All entries should be output exactly as they stand.

[Data records]
= = = = = = =
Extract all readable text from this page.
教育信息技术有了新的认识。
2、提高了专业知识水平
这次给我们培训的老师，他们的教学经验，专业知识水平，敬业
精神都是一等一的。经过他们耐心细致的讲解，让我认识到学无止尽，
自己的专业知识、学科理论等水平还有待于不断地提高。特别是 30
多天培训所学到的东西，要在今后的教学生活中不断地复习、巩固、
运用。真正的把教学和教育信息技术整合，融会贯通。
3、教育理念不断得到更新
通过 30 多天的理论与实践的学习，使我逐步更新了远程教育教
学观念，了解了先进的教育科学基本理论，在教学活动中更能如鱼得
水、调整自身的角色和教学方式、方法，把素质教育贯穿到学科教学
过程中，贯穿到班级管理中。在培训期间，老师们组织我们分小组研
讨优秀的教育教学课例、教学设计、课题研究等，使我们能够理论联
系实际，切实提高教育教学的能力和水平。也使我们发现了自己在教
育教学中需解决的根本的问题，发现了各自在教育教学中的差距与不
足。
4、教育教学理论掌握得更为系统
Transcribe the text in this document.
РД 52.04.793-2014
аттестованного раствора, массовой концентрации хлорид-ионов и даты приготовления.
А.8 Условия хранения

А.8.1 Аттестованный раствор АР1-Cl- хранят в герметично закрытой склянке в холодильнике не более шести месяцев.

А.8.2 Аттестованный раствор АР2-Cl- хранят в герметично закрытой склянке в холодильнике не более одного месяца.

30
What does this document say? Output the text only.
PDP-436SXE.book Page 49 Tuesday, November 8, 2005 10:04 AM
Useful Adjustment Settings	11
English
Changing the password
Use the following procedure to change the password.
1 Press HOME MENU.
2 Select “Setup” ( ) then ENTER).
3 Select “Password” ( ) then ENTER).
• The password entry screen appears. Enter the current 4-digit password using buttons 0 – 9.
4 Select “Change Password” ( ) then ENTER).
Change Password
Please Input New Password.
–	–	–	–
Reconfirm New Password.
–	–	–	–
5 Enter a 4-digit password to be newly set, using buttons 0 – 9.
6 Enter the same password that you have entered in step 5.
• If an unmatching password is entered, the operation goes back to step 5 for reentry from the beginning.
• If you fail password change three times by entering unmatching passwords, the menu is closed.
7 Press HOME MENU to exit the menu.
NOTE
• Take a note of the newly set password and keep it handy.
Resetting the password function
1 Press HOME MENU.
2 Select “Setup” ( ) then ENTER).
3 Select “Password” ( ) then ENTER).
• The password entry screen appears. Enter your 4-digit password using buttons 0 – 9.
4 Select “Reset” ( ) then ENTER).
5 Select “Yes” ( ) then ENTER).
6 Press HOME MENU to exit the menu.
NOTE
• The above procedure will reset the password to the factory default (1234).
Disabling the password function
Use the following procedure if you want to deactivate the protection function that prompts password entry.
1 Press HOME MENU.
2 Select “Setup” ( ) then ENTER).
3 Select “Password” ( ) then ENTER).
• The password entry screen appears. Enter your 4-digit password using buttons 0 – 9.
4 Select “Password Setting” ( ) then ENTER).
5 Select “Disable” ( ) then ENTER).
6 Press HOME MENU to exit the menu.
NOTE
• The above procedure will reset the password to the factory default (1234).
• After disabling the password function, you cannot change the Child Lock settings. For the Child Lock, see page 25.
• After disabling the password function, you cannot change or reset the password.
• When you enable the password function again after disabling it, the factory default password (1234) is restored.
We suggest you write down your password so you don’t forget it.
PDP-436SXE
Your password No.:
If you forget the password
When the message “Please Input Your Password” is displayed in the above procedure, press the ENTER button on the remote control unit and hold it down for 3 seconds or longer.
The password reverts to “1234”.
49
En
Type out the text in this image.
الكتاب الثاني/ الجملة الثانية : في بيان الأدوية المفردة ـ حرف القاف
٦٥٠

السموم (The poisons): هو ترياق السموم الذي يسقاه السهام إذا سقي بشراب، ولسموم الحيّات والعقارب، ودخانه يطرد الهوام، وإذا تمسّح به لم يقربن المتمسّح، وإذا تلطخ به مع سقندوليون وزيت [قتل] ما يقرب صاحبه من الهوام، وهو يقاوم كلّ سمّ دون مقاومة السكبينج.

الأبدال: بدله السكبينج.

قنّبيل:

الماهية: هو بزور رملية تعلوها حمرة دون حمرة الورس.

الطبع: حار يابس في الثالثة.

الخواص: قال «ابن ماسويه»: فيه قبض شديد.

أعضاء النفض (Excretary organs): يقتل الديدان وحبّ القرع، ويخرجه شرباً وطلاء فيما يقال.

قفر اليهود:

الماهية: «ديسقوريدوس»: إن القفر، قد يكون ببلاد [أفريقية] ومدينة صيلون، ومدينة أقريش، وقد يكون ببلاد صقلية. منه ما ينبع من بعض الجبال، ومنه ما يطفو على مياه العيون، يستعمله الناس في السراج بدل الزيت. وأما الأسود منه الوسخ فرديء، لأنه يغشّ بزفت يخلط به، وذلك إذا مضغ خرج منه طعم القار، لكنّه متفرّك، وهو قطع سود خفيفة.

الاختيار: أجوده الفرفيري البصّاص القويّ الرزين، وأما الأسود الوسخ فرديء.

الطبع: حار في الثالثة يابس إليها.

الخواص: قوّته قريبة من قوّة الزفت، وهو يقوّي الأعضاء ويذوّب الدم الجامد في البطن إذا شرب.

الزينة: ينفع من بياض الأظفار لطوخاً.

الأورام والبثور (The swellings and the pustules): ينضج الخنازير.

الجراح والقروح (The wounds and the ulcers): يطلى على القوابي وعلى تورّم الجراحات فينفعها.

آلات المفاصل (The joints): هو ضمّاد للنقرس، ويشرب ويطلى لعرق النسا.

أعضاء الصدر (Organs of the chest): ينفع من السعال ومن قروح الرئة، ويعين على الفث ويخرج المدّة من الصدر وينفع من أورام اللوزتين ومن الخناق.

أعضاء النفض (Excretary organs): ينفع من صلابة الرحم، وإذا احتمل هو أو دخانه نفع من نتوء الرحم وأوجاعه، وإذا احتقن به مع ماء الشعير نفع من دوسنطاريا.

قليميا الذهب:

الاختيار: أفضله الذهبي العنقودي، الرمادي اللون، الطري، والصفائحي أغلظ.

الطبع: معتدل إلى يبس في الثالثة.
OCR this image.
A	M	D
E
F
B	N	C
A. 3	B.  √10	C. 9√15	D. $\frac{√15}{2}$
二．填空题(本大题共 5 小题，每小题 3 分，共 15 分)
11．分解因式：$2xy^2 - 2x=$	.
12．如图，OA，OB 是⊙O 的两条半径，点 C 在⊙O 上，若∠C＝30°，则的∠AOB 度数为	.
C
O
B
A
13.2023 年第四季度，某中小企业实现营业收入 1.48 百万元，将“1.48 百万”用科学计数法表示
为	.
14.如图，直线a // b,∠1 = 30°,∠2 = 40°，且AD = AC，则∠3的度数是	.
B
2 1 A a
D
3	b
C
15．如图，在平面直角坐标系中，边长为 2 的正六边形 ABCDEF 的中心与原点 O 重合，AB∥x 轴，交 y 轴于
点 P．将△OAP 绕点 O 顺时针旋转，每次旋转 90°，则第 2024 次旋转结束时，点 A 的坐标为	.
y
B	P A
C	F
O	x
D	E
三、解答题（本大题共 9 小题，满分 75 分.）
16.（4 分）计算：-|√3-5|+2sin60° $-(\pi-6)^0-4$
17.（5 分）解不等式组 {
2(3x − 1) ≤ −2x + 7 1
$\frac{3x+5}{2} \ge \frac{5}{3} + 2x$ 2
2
= = = = = = =
• CORRECT RESPONSE:
Extract all readable text from this page.
教育信息技术有了新的认识。
2、提高了专业知识水平
这次给我们培训的老师，他们的教学经验，专业知识水平，敬业
精神都是一等一的。经过他们耐心细致的讲解，让我认识到学无止尽，
自己的专业知识、学科理论等水平还有待于不断地提高。特别是 30
多天培训所学到的东西，要在今后的教学生活中不断地复习、巩固、
运用。真正的把教学和教育信息技术整合，融会贯通。
3、教育理念不断得到更新
通过 30 多天的理论与实践的学习，使我逐步更新了远程教育教
学观念，了解了先进的教育科学基本理论，在教学活动中更能如鱼得
水、调整自身的角色和教学方式、方法，把素质教育贯穿到学科教学
过程中，贯穿到班级管理中。在培训期间，老师们组织我们分小组研
讨优秀的教育教学课例、教学设计、课题研究等，使我们能够理论联
系实际，切实提高教育教学的能力和水平。也使我们发现了自己在教
育教学中需解决的根本的问题，发现了各自在教育教学中的差距与不
足。
4、教育教学理论掌握得更为系统
Transcribe the text in this document.
РД 52.04.793-2014
аттестованного раствора, массовой концентрации хлорид-ионов и даты приготовления.
А.8 Условия хранения

А.8.1 Аттестованный раствор АР1-Cl- хранят в герметично закрытой склянке в холодильнике не более шести месяцев.

А.8.2 Аттестованный раствор АР2-Cl- хранят в герметично закрытой склянке в холодильнике не более одного месяца.

30
What does this document say? Output the text only.
PDP-436SXE.book Page 49 Tuesday, November 8, 2005 10:04 AM
Useful Adjustment Settings	11
English
Changing the password
Use the following procedure to change the password.
1 Press HOME MENU.
2 Select “Setup” ( ) then ENTER).
3 Select “Password” ( ) then ENTER).
• The password entry screen appears. Enter the current 4-digit password using buttons 0 – 9.
4 Select “Change Password” ( ) then ENTER).
Change Password
Please Input New Password.
–	–	–	–
Reconfirm New Password.
–	–	–	–
5 Enter a 4-digit password to be newly set, using buttons 0 – 9.
6 Enter the same password that you have entered in step 5.
• If an unmatching password is entered, the operation goes back to step 5 for reentry from the beginning.
• If you fail password change three times by entering unmatching passwords, the menu is closed.
7 Press HOME MENU to exit the menu.
NOTE
• Take a note of the newly set password and keep it handy.
Resetting the password function
1 Press HOME MENU.
2 Select “Setup” ( ) then ENTER).
3 Select “Password” ( ) then ENTER).
• The password entry screen appears. Enter your 4-digit password using buttons 0 – 9.
4 Select “Reset” ( ) then ENTER).
5 Select “Yes” ( ) then ENTER).
6 Press HOME MENU to exit the menu.
NOTE
• The above procedure will reset the password to the factory default (1234).
Disabling the password function
Use the following procedure if you want to deactivate the protection function that prompts password entry.
1 Press HOME MENU.
2 Select “Setup” ( ) then ENTER).
3 Select “Password” ( ) then ENTER).
• The password entry screen appears. Enter your 4-digit password using buttons 0 – 9.
4 Select “Password Setting” ( ) then ENTER).
5 Select “Disable” ( ) then ENTER).
6 Press HOME MENU to exit the menu.
NOTE
• The above procedure will reset the password to the factory default (1234).
• After disabling the password function, you cannot change the Child Lock settings. For the Child Lock, see page 25.
• After disabling the password function, you cannot change or reset the password.
• When you enable the password function again after disabling it, the factory default password (1234) is restored.
We suggest you write down your password so you don’t forget it.
PDP-436SXE
Your password No.:
If you forget the password
When the message “Please Input Your Password” is displayed in the above procedure, press the ENTER button on the remote control unit and hold it down for 3 seconds or longer.
The password reverts to “1234”.
49
En
Type out the text in this image.
الكتاب الثاني/ الجملة الثانية : في بيان الأدوية المفردة ـ حرف القاف
٦٥٠

السموم (The poisons): هو ترياق السموم الذي يسقاه السهام إذا سقي بشراب، ولسموم الحيّات والعقارب، ودخانه يطرد الهوام، وإذا تمسّح به لم يقربن المتمسّح، وإذا تلطخ به مع سقندوليون وزيت [قتل] ما يقرب صاحبه من الهوام، وهو يقاوم كلّ سمّ دون مقاومة السكبينج.

الأبدال: بدله السكبينج.

قنّبيل:

الماهية: هو بزور رملية تعلوها حمرة دون حمرة الورس.

الطبع: حار يابس في الثالثة.

الخواص: قال «ابن ماسويه»: فيه قبض شديد.

أعضاء النفض (Excretary organs): يقتل الديدان وحبّ القرع، ويخرجه شرباً وطلاء فيما يقال.

قفر اليهود:

الماهية: «ديسقوريدوس»: إن القفر، قد يكون ببلاد [أفريقية] ومدينة صيلون، ومدينة أقريش، وقد يكون ببلاد صقلية. منه ما ينبع من بعض الجبال، ومنه ما يطفو على مياه العيون، يستعمله الناس في السراج بدل الزيت. وأما الأسود منه الوسخ فرديء، لأنه يغشّ بزفت يخلط به، وذلك إذا مضغ خرج منه طعم القار، لكنّه متفرّك، وهو قطع سود خفيفة.

الاختيار: أجوده الفرفيري البصّاص القويّ الرزين، وأما الأسود الوسخ فرديء.

الطبع: حار في الثالثة يابس إليها.

الخواص: قوّته قريبة من قوّة الزفت، وهو يقوّي الأعضاء ويذوّب الدم الجامد في البطن إذا شرب.

الزينة: ينفع من بياض الأظفار لطوخاً.

الأورام والبثور (The swellings and the pustules): ينضج الخنازير.

الجراح والقروح (The wounds and the ulcers): يطلى على القوابي وعلى تورّم الجراحات فينفعها.

آلات المفاصل (The joints): هو ضمّاد للنقرس، ويشرب ويطلى لعرق النسا.

أعضاء الصدر (Organs of the chest): ينفع من السعال ومن قروح الرئة، ويعين على الفث ويخرج المدّة من الصدر وينفع من أورام اللوزتين ومن الخناق.

أعضاء النفض (Excretary organs): ينفع من صلابة الرحم، وإذا احتمل هو أو دخانه نفع من نتوء الرحم وأوجاعه، وإذا احتقن به مع ماء الشعير نفع من دوسنطاريا.

قليميا الذهب:

الاختيار: أفضله الذهبي العنقودي، الرمادي اللون، الطري، والصفائحي أغلظ.

الطبع: معتدل إلى يبس في الثالثة.
OCR this image.
A	M	D
E
F
B	N	C
A. 3	B.  √10	C. 9√15	D. $\frac{√15}{2}$
二．填空题(本大题共 5 小题，每小题 3 分，共 15 分)
11．分解因式：$2xy^2 - 2x=$	.
12．如图，OA，OB 是⊙O 的两条半径，点 C 在⊙O 上，若∠C＝30°，则的∠AOB 度数为	.
C
O
B
A
13.2023 年第四季度，某中小企业实现营业收入 1.48 百万元，将“1.48 百万”用科学计数法表示
为	.
14.如图，直线a // b,∠1 = 30°,∠2 = 40°，且AD = AC，则∠3的度数是	.
B
2 1 A a
D
3	b
C
15．如图，在平面直角坐标系中，边长为 2 的正六边形 ABCDEF 的中心与原点 O 重合，AB∥x 轴，交 y 轴于
点 P．将△OAP 绕点 O 顺时针旋转，每次旋转 90°，则第 2024 次旋转结束时，点 A 的坐标为	.
y
B	P A
C	F
O	x
D	E
三、解答题（本大题共 9 小题，满分 75 分.）
16.（4 分）计算：-|√3-5|+2sin60° $-(\pi-6)^0-4$
17.（5 分）解不等式组 {
2(3x − 1) ≤ −2x + 7 1
$\frac{3x+5}{2} \ge \frac{5}{3} + 2x$ 2
2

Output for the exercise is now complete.